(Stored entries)
• • • •

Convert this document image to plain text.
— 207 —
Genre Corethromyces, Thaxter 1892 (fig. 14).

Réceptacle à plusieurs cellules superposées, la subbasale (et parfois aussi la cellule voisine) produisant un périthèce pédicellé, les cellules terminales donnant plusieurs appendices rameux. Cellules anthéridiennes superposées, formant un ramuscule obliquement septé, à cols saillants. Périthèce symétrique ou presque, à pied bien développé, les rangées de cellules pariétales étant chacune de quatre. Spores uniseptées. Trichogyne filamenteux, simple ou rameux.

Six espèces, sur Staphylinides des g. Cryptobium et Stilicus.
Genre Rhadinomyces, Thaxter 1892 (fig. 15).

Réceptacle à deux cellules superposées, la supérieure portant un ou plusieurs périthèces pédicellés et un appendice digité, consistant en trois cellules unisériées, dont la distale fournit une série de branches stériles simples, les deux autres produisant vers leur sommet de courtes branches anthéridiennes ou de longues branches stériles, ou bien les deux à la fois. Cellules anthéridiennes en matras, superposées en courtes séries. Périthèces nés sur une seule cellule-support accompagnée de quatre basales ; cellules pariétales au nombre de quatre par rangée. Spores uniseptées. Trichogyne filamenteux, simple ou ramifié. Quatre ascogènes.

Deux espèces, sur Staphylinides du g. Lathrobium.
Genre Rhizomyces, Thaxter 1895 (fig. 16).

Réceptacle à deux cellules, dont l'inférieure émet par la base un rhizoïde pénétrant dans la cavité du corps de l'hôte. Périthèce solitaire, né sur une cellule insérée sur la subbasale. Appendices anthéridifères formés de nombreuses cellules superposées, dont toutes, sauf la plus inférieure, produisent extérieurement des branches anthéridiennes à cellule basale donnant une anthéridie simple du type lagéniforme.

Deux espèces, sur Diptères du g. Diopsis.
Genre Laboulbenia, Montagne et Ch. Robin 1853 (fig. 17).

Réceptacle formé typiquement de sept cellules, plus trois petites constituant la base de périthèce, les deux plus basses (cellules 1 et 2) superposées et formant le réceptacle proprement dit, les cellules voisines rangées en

• • • •

In the entries above, find lines with "espèces" and copy each.

CORRECT RESULT
Six espèces, sur Staphylinides des g. Cryptobium et Stilicus.
Deux espèces, sur Staphylinides du g. Lathrobium.
Deux espèces, sur Diptères du g. Diopsis.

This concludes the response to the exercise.